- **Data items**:

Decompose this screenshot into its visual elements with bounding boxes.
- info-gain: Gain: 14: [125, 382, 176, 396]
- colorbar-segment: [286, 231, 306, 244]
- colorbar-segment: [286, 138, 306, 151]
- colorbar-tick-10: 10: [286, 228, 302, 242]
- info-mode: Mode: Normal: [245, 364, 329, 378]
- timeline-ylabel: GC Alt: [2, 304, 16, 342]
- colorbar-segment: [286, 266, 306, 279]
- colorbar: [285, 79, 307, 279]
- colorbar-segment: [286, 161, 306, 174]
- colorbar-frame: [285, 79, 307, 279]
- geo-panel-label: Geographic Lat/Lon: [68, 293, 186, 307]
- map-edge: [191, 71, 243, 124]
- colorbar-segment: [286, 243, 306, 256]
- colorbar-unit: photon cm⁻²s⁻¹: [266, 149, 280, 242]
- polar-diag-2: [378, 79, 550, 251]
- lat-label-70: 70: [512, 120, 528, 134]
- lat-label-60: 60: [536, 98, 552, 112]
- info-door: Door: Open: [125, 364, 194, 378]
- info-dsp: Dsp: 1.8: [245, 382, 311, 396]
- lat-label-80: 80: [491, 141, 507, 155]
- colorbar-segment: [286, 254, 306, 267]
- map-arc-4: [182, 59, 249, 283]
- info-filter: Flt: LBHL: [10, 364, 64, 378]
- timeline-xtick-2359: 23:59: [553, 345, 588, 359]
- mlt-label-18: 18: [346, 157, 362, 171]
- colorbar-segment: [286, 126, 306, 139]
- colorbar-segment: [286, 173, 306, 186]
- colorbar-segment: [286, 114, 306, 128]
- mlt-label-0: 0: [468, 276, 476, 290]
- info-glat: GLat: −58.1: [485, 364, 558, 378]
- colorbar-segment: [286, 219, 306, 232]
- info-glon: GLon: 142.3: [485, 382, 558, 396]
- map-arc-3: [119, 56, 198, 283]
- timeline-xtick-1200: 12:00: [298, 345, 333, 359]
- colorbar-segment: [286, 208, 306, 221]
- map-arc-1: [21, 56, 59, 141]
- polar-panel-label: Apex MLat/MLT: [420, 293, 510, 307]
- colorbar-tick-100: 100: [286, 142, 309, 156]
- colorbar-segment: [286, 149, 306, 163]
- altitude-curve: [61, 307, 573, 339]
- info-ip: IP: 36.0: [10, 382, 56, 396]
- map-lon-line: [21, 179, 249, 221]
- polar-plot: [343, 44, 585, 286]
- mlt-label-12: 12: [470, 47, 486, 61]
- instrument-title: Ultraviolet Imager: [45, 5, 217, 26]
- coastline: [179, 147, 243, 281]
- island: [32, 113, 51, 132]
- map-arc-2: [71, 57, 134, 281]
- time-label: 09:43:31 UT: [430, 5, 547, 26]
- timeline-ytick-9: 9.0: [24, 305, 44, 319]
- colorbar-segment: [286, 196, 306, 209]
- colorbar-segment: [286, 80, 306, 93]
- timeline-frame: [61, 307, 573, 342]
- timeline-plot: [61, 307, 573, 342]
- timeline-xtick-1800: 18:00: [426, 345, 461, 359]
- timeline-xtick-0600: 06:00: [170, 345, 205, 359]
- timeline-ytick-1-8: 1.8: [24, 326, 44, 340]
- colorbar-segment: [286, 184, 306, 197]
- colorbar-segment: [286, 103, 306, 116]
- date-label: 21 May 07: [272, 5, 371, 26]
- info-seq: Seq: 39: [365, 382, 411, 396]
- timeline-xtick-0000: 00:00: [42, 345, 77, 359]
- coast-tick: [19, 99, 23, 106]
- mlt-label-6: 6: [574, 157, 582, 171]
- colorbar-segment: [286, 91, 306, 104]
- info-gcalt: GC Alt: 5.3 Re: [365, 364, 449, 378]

- **Directive**: Edit the data items so that "Ultraviolet Imager" becomes "UV Imager", and keep every other part of them the same.

- **Reply to the exercise**:
Decompose this screenshot into its visual elements with bounding boxes.
- info-gain: Gain: 14: [125, 382, 176, 396]
- colorbar-segment: [286, 231, 306, 244]
- colorbar-segment: [286, 138, 306, 151]
- colorbar-tick-10: 10: [286, 228, 302, 242]
- info-mode: Mode: Normal: [245, 364, 329, 378]
- timeline-ylabel: GC Alt: [2, 304, 16, 342]
- colorbar-segment: [286, 266, 306, 279]
- colorbar: [285, 79, 307, 279]
- colorbar-segment: [286, 161, 306, 174]
- colorbar-frame: [285, 79, 307, 279]
- geo-panel-label: Geographic Lat/Lon: [68, 293, 186, 307]
- map-edge: [191, 71, 243, 124]
- colorbar-segment: [286, 243, 306, 256]
- colorbar-unit: photon cm⁻²s⁻¹: [266, 149, 280, 242]
- polar-diag-2: [378, 79, 550, 251]
- lat-label-70: 70: [512, 120, 528, 134]
- lat-label-60: 60: [536, 98, 552, 112]
- info-door: Door: Open: [125, 364, 194, 378]
- info-dsp: Dsp: 1.8: [245, 382, 311, 396]
- lat-label-80: 80: [491, 141, 507, 155]
- colorbar-segment: [286, 254, 306, 267]
- map-arc-4: [182, 59, 249, 283]
- info-filter: Flt: LBHL: [10, 364, 64, 378]
- timeline-xtick-2359: 23:59: [553, 345, 588, 359]
- mlt-label-18: 18: [346, 157, 362, 171]
- colorbar-segment: [286, 126, 306, 139]
- colorbar-segment: [286, 173, 306, 186]
- colorbar-segment: [286, 114, 306, 128]
- mlt-label-0: 0: [468, 276, 476, 290]
- info-glat: GLat: −58.1: [485, 364, 558, 378]
- colorbar-segment: [286, 219, 306, 232]
- info-glon: GLon: 142.3: [485, 382, 558, 396]
- map-arc-3: [119, 56, 198, 283]
- timeline-xtick-1200: 12:00: [298, 345, 333, 359]
- colorbar-segment: [286, 208, 306, 221]
- map-arc-1: [21, 56, 59, 141]
- polar-panel-label: Apex MLat/MLT: [420, 293, 510, 307]
- colorbar-tick-100: 100: [286, 142, 309, 156]
- colorbar-segment: [286, 149, 306, 163]
- altitude-curve: [61, 307, 573, 339]
- info-ip: IP: 36.0: [10, 382, 56, 396]
- map-lon-line: [21, 179, 249, 221]
- polar-plot: [343, 44, 585, 286]
- mlt-label-12: 12: [470, 47, 486, 61]
- instrument-title: UV Imager: [45, 5, 217, 26]
- coastline: [179, 147, 243, 281]
- island: [32, 113, 51, 132]
- map-arc-2: [71, 57, 134, 281]
- time-label: 09:43:31 UT: [430, 5, 547, 26]
- timeline-ytick-9: 9.0: [24, 305, 44, 319]
- colorbar-segment: [286, 196, 306, 209]
- colorbar-segment: [286, 80, 306, 93]
- timeline-frame: [61, 307, 573, 342]
- timeline-plot: [61, 307, 573, 342]
- timeline-xtick-1800: 18:00: [426, 345, 461, 359]
- timeline-xtick-0600: 06:00: [170, 345, 205, 359]
- timeline-ytick-1-8: 1.8: [24, 326, 44, 340]
- colorbar-segment: [286, 184, 306, 197]
- colorbar-segment: [286, 103, 306, 116]
- date-label: 21 May 07: [272, 5, 371, 26]
- info-seq: Seq: 39: [365, 382, 411, 396]
- timeline-xtick-0000: 00:00: [42, 345, 77, 359]
- coast-tick: [19, 99, 23, 106]
- mlt-label-6: 6: [574, 157, 582, 171]
- colorbar-segment: [286, 91, 306, 104]
- info-gcalt: GC Alt: 5.3 Re: [365, 364, 449, 378]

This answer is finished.